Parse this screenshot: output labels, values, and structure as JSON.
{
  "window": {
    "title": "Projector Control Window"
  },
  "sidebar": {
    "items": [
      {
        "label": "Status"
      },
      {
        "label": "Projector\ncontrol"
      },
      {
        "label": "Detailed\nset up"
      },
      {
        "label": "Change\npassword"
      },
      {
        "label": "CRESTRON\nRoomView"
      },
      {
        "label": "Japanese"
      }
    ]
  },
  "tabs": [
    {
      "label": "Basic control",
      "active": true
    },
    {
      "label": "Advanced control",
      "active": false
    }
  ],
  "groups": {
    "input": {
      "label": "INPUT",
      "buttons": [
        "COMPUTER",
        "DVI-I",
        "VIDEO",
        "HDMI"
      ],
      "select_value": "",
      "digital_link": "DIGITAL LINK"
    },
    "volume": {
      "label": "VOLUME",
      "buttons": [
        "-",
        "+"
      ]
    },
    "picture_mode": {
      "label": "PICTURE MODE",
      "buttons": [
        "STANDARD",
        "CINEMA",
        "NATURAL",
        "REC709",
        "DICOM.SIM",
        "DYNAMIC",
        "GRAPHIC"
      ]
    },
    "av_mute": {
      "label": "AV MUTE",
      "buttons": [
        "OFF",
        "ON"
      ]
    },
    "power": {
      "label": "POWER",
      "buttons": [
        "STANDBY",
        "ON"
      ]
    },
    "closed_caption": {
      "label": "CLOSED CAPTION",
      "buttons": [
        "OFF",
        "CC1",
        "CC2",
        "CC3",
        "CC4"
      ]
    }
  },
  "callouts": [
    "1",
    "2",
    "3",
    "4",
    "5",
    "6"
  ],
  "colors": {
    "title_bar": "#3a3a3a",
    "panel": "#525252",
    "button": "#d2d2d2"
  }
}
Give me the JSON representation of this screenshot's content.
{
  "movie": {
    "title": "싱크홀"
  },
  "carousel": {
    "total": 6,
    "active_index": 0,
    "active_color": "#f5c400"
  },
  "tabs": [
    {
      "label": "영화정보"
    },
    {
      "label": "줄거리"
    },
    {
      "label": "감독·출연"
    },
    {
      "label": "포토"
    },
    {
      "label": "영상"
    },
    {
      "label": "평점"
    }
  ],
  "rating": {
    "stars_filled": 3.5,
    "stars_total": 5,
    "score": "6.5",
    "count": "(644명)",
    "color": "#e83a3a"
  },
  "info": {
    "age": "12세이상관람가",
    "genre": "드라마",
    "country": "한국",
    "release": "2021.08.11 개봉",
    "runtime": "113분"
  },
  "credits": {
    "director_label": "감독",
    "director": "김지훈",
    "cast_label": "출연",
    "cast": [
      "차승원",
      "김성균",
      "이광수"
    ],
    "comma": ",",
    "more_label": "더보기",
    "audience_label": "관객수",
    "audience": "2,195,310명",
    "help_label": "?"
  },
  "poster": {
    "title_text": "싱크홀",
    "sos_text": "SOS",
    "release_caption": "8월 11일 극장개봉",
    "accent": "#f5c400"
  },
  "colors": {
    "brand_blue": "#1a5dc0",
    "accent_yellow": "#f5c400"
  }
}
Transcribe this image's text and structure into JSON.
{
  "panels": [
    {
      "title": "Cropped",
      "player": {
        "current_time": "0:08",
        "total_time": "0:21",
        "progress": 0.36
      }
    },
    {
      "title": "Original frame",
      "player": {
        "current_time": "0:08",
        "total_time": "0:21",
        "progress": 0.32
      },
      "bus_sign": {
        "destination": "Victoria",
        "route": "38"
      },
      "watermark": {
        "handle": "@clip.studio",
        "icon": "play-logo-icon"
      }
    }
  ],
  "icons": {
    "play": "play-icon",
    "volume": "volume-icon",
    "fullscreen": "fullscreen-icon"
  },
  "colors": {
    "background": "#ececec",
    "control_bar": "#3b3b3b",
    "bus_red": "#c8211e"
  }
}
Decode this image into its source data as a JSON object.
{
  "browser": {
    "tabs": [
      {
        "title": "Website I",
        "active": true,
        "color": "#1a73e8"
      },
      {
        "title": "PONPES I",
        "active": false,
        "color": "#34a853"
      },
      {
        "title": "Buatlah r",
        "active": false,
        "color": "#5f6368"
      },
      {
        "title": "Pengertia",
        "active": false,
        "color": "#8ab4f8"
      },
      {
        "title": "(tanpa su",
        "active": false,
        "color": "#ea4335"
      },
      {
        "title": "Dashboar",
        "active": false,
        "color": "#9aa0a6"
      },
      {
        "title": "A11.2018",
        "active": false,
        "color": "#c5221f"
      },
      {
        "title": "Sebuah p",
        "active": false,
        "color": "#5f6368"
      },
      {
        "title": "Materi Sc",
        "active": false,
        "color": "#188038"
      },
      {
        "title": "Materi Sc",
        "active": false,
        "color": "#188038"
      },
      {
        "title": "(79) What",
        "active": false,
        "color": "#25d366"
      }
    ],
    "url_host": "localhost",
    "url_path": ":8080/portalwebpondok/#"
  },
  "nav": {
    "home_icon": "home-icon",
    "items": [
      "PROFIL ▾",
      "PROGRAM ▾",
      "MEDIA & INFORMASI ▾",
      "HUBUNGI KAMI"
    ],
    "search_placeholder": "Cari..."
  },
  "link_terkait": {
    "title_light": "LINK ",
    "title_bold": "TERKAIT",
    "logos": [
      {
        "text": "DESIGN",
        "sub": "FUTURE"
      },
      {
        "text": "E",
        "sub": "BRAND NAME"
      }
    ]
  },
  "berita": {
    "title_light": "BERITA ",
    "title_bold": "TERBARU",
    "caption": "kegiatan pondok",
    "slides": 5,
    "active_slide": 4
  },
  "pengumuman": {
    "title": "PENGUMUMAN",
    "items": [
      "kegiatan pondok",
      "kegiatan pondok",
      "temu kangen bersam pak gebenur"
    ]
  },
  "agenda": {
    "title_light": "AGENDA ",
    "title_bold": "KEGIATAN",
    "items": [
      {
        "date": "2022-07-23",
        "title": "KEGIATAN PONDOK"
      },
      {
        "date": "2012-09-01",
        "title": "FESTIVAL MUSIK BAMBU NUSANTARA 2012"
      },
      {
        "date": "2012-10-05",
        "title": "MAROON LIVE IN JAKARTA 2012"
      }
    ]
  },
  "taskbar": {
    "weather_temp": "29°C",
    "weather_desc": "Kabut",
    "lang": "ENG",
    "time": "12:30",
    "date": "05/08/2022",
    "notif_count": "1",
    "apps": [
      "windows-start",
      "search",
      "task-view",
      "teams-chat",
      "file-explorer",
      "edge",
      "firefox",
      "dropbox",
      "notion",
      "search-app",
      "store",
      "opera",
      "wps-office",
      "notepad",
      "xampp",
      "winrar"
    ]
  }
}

□ □ □

• What is asked:
Which lines include the word "image"? Copy every one of them.

• Solution to this problem:
Transcribe this image's text and structure into JSON.
Decode this image into its source data as a JSON object.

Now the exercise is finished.